Beneath this task is a listing; retype all of it exactly.

[Dataset records]
▶
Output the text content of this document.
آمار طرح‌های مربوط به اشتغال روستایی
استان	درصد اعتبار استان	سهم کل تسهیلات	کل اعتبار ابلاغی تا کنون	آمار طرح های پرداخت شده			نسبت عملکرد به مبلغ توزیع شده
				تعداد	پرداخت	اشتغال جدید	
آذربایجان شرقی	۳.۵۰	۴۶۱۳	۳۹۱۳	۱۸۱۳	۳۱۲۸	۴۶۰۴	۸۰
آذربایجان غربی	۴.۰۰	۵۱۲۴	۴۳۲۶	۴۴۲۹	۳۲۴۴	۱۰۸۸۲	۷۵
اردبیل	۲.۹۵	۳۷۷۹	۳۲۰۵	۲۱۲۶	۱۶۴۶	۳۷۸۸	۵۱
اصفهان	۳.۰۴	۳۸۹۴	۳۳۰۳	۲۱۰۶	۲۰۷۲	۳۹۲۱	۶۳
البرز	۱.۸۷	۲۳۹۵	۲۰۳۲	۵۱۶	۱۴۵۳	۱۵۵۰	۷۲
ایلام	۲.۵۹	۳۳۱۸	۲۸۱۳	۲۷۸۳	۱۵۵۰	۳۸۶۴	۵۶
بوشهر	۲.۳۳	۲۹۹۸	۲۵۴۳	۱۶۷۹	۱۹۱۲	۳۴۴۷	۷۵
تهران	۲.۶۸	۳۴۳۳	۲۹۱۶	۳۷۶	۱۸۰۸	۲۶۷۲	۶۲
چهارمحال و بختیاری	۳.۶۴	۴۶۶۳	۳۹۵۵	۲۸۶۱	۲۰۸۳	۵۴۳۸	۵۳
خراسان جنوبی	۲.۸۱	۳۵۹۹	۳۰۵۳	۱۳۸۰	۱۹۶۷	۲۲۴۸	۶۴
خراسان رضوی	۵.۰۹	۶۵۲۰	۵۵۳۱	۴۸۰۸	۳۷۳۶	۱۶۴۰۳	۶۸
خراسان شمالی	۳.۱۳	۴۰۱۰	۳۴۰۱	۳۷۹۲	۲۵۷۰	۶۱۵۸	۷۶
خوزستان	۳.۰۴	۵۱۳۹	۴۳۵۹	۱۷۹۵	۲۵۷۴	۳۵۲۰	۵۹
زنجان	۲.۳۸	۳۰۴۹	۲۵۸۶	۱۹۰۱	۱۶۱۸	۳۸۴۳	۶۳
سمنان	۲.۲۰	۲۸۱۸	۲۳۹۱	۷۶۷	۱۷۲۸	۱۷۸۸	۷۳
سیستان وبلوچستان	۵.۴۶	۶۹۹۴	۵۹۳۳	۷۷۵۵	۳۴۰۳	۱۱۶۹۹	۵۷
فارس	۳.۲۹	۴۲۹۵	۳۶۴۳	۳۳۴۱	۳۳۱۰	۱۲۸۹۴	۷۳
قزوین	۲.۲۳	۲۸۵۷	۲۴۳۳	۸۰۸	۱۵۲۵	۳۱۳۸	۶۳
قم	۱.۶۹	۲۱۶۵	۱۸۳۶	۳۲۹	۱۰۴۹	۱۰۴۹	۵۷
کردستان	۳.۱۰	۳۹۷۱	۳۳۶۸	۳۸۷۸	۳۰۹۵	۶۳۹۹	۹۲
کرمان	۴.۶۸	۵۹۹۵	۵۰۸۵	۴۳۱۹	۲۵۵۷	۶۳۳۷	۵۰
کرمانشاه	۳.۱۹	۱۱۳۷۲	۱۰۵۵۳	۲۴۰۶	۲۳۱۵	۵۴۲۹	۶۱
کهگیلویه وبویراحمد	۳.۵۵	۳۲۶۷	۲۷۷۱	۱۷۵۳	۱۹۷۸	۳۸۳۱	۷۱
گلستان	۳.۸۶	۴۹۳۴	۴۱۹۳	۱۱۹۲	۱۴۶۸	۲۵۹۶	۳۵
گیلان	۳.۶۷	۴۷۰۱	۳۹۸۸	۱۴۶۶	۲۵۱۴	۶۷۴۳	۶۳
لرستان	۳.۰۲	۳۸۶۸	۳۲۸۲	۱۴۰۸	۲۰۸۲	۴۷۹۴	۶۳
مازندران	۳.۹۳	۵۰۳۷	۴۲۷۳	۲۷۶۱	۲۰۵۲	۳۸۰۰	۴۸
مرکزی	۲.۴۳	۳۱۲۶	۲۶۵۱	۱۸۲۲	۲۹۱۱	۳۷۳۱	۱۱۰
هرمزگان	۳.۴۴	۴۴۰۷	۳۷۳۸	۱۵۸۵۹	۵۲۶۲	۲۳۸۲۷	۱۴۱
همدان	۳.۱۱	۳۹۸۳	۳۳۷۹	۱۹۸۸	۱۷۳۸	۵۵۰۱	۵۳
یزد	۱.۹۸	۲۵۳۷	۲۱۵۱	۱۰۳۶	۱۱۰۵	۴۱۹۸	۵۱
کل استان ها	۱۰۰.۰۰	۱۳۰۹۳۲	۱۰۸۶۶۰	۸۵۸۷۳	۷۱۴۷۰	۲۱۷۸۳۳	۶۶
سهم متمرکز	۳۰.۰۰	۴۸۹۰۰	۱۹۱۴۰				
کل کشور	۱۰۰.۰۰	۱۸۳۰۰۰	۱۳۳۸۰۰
◀
SOLUTION TO THE PROBLEM:
Output the text content of this document.
آمار طرح‌های مربوط به اشتغال روستایی
استان	درصد اعتبار استان	سهم کل تسهیلات	کل اعتبار ابلاغی تا کنون	آمار طرح های پرداخت شده			نسبت عملکرد به مبلغ توزیع شده
				تعداد	پرداخت	اشتغال جدید	
آذربایجان شرقی	۳.۵۰	۴۶۱۳	۳۹۱۳	۱۸۱۳	۳۱۲۸	۴۶۰۴	۸۰
آذربایجان غربی	۴.۰۰	۵۱۲۴	۴۳۲۶	۴۴۲۹	۳۲۴۴	۱۰۸۸۲	۷۵
اردبیل	۲.۹۵	۳۷۷۹	۳۲۰۵	۲۱۲۶	۱۶۴۶	۳۷۸۸	۵۱
اصفهان	۳.۰۴	۳۸۹۴	۳۳۰۳	۲۱۰۶	۲۰۷۲	۳۹۲۱	۶۳
البرز	۱.۸۷	۲۳۹۵	۲۰۳۲	۵۱۶	۱۴۵۳	۱۵۵۰	۷۲
ایلام	۲.۵۹	۳۳۱۸	۲۸۱۳	۲۷۸۳	۱۵۵۰	۳۸۶۴	۵۶
بوشهر	۲.۳۳	۲۹۹۸	۲۵۴۳	۱۶۷۹	۱۹۱۲	۳۴۴۷	۷۵
تهران	۲.۶۸	۳۴۳۳	۲۹۱۶	۳۷۶	۱۸۰۸	۲۶۷۲	۶۲
چهارمحال و بختیاری	۳.۶۴	۴۶۶۳	۳۹۵۵	۲۸۶۱	۲۰۸۳	۵۴۳۸	۵۳
خراسان جنوبی	۲.۸۱	۳۵۹۹	۳۰۵۳	۱۳۸۰	۱۹۶۷	۲۲۴۸	۶۴
خراسان رضوی	۵.۰۹	۶۵۲۰	۵۵۳۱	۴۸۰۸	۳۷۳۶	۱۶۴۰۳	۶۸
خراسان شمالی	۳.۱۳	۴۰۱۰	۳۴۰۱	۳۷۹۲	۲۵۷۰	۶۱۵۸	۷۶
خوزستان	۳.۰۴	۵۱۳۹	۴۳۵۹	۱۷۹۵	۲۵۷۴	۳۵۲۰	۵۹
زنجان	۲.۳۸	۳۰۴۹	۲۵۸۶	۱۹۰۱	۱۶۱۸	۳۸۴۳	۶۳
سمنان	۲.۲۰	۲۸۱۸	۲۳۹۱	۷۶۷	۱۷۲۸	۱۷۸۸	۷۳
سیستان وبلوچستان	۵.۴۶	۶۹۹۴	۵۹۳۳	۷۷۵۵	۳۴۰۳	۱۱۶۹۹	۵۷
فارس	۳.۲۹	۴۲۹۵	۳۶۴۳	۳۳۴۱	۳۳۱۰	۱۲۸۹۴	۷۳
قزوین	۲.۲۳	۲۸۵۷	۲۴۳۳	۸۰۸	۱۵۲۵	۳۱۳۸	۶۳
قم	۱.۶۹	۲۱۶۵	۱۸۳۶	۳۲۹	۱۰۴۹	۱۰۴۹	۵۷
کردستان	۳.۱۰	۳۹۷۱	۳۳۶۸	۳۸۷۸	۳۰۹۵	۶۳۹۹	۹۲
کرمان	۴.۶۸	۵۹۹۵	۵۰۸۵	۴۳۱۹	۲۵۵۷	۶۳۳۷	۵۰
کرمانشاه	۳.۱۹	۱۱۳۷۲	۱۰۵۵۳	۲۴۰۶	۲۳۱۵	۵۴۲۹	۶۱
کهگیلویه وبویراحمد	۳.۵۵	۳۲۶۷	۲۷۷۱	۱۷۵۳	۱۹۷۸	۳۸۳۱	۷۱
گلستان	۳.۸۶	۴۹۳۴	۴۱۹۳	۱۱۹۲	۱۴۶۸	۲۵۹۶	۳۵
گیلان	۳.۶۷	۴۷۰۱	۳۹۸۸	۱۴۶۶	۲۵۱۴	۶۷۴۳	۶۳
لرستان	۳.۰۲	۳۸۶۸	۳۲۸۲	۱۴۰۸	۲۰۸۲	۴۷۹۴	۶۳
مازندران	۳.۹۳	۵۰۳۷	۴۲۷۳	۲۷۶۱	۲۰۵۲	۳۸۰۰	۴۸
مرکزی	۲.۴۳	۳۱۲۶	۲۶۵۱	۱۸۲۲	۲۹۱۱	۳۷۳۱	۱۱۰
هرمزگان	۳.۴۴	۴۴۰۷	۳۷۳۸	۱۵۸۵۹	۵۲۶۲	۲۳۸۲۷	۱۴۱
همدان	۳.۱۱	۳۹۸۳	۳۳۷۹	۱۹۸۸	۱۷۳۸	۵۵۰۱	۵۳
یزد	۱.۹۸	۲۵۳۷	۲۱۵۱	۱۰۳۶	۱۱۰۵	۴۱۹۸	۵۱
کل استان ها	۱۰۰.۰۰	۱۳۰۹۳۲	۱۰۸۶۶۰	۸۵۸۷۳	۷۱۴۷۰	۲۱۷۸۳۳	۶۶
سهم متمرکز	۳۰.۰۰	۴۸۹۰۰	۱۹۱۴۰				
کل کشور	۱۰۰.۰۰	۱۸۳۰۰۰	۱۳۳۸۰۰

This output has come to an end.